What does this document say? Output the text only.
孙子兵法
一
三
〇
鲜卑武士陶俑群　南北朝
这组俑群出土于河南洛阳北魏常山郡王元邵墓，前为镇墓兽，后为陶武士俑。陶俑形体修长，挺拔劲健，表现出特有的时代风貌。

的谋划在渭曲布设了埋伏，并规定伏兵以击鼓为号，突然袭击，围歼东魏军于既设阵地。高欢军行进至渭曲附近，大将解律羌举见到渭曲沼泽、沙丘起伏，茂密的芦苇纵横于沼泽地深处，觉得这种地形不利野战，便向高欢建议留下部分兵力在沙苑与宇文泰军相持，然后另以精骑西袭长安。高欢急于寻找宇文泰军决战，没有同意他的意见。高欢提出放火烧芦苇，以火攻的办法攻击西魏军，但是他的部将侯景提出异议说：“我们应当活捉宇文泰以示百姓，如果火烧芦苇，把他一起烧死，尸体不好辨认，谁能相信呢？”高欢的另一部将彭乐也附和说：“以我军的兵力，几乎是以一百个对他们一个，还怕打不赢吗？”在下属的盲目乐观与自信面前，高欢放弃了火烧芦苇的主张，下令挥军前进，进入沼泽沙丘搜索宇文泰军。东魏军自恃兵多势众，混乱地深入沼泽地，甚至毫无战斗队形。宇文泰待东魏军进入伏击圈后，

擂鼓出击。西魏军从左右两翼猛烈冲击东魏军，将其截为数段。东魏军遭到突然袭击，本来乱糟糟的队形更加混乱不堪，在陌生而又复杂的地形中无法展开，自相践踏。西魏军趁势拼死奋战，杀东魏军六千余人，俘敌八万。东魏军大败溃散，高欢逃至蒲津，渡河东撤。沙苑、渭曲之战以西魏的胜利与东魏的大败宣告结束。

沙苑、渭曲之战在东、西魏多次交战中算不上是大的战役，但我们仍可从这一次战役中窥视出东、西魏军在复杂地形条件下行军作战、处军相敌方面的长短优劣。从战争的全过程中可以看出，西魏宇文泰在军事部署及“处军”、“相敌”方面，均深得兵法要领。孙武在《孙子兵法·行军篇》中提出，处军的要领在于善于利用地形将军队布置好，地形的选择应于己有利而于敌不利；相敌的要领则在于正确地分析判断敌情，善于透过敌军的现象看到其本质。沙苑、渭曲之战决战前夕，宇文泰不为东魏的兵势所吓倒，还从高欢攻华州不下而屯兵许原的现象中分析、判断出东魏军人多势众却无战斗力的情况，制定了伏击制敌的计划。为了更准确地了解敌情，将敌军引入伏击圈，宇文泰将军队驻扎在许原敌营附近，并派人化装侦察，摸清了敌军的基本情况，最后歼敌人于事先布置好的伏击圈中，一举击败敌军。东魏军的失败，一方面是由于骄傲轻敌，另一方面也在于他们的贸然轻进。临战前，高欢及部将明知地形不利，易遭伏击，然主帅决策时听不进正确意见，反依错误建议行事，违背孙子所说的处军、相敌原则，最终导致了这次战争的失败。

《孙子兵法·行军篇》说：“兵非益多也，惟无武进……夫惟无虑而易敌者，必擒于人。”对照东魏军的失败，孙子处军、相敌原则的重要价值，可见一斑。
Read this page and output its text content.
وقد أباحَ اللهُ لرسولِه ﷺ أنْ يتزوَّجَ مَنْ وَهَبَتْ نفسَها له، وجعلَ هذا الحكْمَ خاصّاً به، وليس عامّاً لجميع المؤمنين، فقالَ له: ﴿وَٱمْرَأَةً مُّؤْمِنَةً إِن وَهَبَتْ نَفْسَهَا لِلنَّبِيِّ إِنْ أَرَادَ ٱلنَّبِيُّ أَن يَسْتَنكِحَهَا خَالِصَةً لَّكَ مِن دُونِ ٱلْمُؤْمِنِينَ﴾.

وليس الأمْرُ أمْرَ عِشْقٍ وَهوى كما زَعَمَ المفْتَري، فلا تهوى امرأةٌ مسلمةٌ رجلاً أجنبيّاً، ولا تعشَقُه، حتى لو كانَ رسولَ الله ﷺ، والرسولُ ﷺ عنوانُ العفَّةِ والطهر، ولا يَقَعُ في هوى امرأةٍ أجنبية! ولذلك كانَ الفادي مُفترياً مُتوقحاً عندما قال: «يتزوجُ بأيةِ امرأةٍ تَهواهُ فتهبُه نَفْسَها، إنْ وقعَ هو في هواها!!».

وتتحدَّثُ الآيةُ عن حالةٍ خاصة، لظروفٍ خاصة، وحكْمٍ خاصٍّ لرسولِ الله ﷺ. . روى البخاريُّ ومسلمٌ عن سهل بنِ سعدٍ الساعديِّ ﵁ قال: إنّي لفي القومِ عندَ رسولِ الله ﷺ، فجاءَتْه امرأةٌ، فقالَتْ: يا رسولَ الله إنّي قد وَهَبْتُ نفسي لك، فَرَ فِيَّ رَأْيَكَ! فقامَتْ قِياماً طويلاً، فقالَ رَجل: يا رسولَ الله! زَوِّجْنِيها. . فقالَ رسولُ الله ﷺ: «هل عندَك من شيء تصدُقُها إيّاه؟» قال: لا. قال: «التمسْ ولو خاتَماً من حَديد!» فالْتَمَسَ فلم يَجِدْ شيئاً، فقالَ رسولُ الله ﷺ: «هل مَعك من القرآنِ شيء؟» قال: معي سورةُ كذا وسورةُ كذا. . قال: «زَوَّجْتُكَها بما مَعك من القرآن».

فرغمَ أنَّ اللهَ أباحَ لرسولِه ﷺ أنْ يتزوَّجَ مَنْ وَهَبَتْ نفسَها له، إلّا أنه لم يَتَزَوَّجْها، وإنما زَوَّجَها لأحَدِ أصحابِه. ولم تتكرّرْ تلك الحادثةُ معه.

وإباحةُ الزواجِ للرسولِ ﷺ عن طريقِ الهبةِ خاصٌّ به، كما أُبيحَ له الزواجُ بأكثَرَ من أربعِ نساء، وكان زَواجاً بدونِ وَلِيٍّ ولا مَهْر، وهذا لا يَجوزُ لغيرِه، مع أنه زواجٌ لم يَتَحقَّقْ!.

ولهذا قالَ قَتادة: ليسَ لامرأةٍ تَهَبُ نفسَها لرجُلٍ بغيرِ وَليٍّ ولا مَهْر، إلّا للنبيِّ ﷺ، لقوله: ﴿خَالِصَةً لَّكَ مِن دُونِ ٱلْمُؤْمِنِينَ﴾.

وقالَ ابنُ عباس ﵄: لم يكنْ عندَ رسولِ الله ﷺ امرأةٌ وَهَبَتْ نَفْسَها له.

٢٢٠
::::
**WHAT YOU HAVE TO DO**. Write down the full listing again, exactly.

**ANSWER TO THIS TASK**.
What does this document say? Output the text only.
孙子兵法
一
三
〇
鲜卑武士陶俑群　南北朝
这组俑群出土于河南洛阳北魏常山郡王元邵墓，前为镇墓兽，后为陶武士俑。陶俑形体修长，挺拔劲健，表现出特有的时代风貌。

的谋划在渭曲布设了埋伏，并规定伏兵以击鼓为号，突然袭击，围歼东魏军于既设阵地。高欢军行进至渭曲附近，大将解律羌举见到渭曲沼泽、沙丘起伏，茂密的芦苇纵横于沼泽地深处，觉得这种地形不利野战，便向高欢建议留下部分兵力在沙苑与宇文泰军相持，然后另以精骑西袭长安。高欢急于寻找宇文泰军决战，没有同意他的意见。高欢提出放火烧芦苇，以火攻的办法攻击西魏军，但是他的部将侯景提出异议说：“我们应当活捉宇文泰以示百姓，如果火烧芦苇，把他一起烧死，尸体不好辨认，谁能相信呢？”高欢的另一部将彭乐也附和说：“以我军的兵力，几乎是以一百个对他们一个，还怕打不赢吗？”在下属的盲目乐观与自信面前，高欢放弃了火烧芦苇的主张，下令挥军前进，进入沼泽沙丘搜索宇文泰军。东魏军自恃兵多势众，混乱地深入沼泽地，甚至毫无战斗队形。宇文泰待东魏军进入伏击圈后，

擂鼓出击。西魏军从左右两翼猛烈冲击东魏军，将其截为数段。东魏军遭到突然袭击，本来乱糟糟的队形更加混乱不堪，在陌生而又复杂的地形中无法展开，自相践踏。西魏军趁势拼死奋战，杀东魏军六千余人，俘敌八万。东魏军大败溃散，高欢逃至蒲津，渡河东撤。沙苑、渭曲之战以西魏的胜利与东魏的大败宣告结束。

沙苑、渭曲之战在东、西魏多次交战中算不上是大的战役，但我们仍可从这一次战役中窥视出东、西魏军在复杂地形条件下行军作战、处军相敌方面的长短优劣。从战争的全过程中可以看出，西魏宇文泰在军事部署及“处军”、“相敌”方面，均深得兵法要领。孙武在《孙子兵法·行军篇》中提出，处军的要领在于善于利用地形将军队布置好，地形的选择应于己有利而于敌不利；相敌的要领则在于正确地分析判断敌情，善于透过敌军的现象看到其本质。沙苑、渭曲之战决战前夕，宇文泰不为东魏的兵势所吓倒，还从高欢攻华州不下而屯兵许原的现象中分析、判断出东魏军人多势众却无战斗力的情况，制定了伏击制敌的计划。为了更准确地了解敌情，将敌军引入伏击圈，宇文泰将军队驻扎在许原敌营附近，并派人化装侦察，摸清了敌军的基本情况，最后歼敌人于事先布置好的伏击圈中，一举击败敌军。东魏军的失败，一方面是由于骄傲轻敌，另一方面也在于他们的贸然轻进。临战前，高欢及部将明知地形不利，易遭伏击，然主帅决策时听不进正确意见，反依错误建议行事，违背孙子所说的处军、相敌原则，最终导致了这次战争的失败。

《孙子兵法·行军篇》说：“兵非益多也，惟无武进……夫惟无虑而易敌者，必擒于人。”对照东魏军的失败，孙子处军、相敌原则的重要价值，可见一斑。
Read this page and output its text content.
وقد أباحَ اللهُ لرسولِه ﷺ أنْ يتزوَّجَ مَنْ وَهَبَتْ نفسَها له، وجعلَ هذا الحكْمَ خاصّاً به، وليس عامّاً لجميع المؤمنين، فقالَ له: ﴿وَٱمْرَأَةً مُّؤْمِنَةً إِن وَهَبَتْ نَفْسَهَا لِلنَّبِيِّ إِنْ أَرَادَ ٱلنَّبِيُّ أَن يَسْتَنكِحَهَا خَالِصَةً لَّكَ مِن دُونِ ٱلْمُؤْمِنِينَ﴾.

وليس الأمْرُ أمْرَ عِشْقٍ وَهوى كما زَعَمَ المفْتَري، فلا تهوى امرأةٌ مسلمةٌ رجلاً أجنبيّاً، ولا تعشَقُه، حتى لو كانَ رسولَ الله ﷺ، والرسولُ ﷺ عنوانُ العفَّةِ والطهر، ولا يَقَعُ في هوى امرأةٍ أجنبية! ولذلك كانَ الفادي مُفترياً مُتوقحاً عندما قال: «يتزوجُ بأيةِ امرأةٍ تَهواهُ فتهبُه نَفْسَها، إنْ وقعَ هو في هواها!!».

وتتحدَّثُ الآيةُ عن حالةٍ خاصة، لظروفٍ خاصة، وحكْمٍ خاصٍّ لرسولِ الله ﷺ. . روى البخاريُّ ومسلمٌ عن سهل بنِ سعدٍ الساعديِّ ﵁ قال: إنّي لفي القومِ عندَ رسولِ الله ﷺ، فجاءَتْه امرأةٌ، فقالَتْ: يا رسولَ الله إنّي قد وَهَبْتُ نفسي لك، فَرَ فِيَّ رَأْيَكَ! فقامَتْ قِياماً طويلاً، فقالَ رَجل: يا رسولَ الله! زَوِّجْنِيها. . فقالَ رسولُ الله ﷺ: «هل عندَك من شيء تصدُقُها إيّاه؟» قال: لا. قال: «التمسْ ولو خاتَماً من حَديد!» فالْتَمَسَ فلم يَجِدْ شيئاً، فقالَ رسولُ الله ﷺ: «هل مَعك من القرآنِ شيء؟» قال: معي سورةُ كذا وسورةُ كذا. . قال: «زَوَّجْتُكَها بما مَعك من القرآن».

فرغمَ أنَّ اللهَ أباحَ لرسولِه ﷺ أنْ يتزوَّجَ مَنْ وَهَبَتْ نفسَها له، إلّا أنه لم يَتَزَوَّجْها، وإنما زَوَّجَها لأحَدِ أصحابِه. ولم تتكرّرْ تلك الحادثةُ معه.

وإباحةُ الزواجِ للرسولِ ﷺ عن طريقِ الهبةِ خاصٌّ به، كما أُبيحَ له الزواجُ بأكثَرَ من أربعِ نساء، وكان زَواجاً بدونِ وَلِيٍّ ولا مَهْر، وهذا لا يَجوزُ لغيرِه، مع أنه زواجٌ لم يَتَحقَّقْ!.

ولهذا قالَ قَتادة: ليسَ لامرأةٍ تَهَبُ نفسَها لرجُلٍ بغيرِ وَليٍّ ولا مَهْر، إلّا للنبيِّ ﷺ، لقوله: ﴿خَالِصَةً لَّكَ مِن دُونِ ٱلْمُؤْمِنِينَ﴾.

وقالَ ابنُ عباس ﵄: لم يكنْ عندَ رسولِ الله ﷺ امرأةٌ وَهَبَتْ نَفْسَها له.

٢٢٠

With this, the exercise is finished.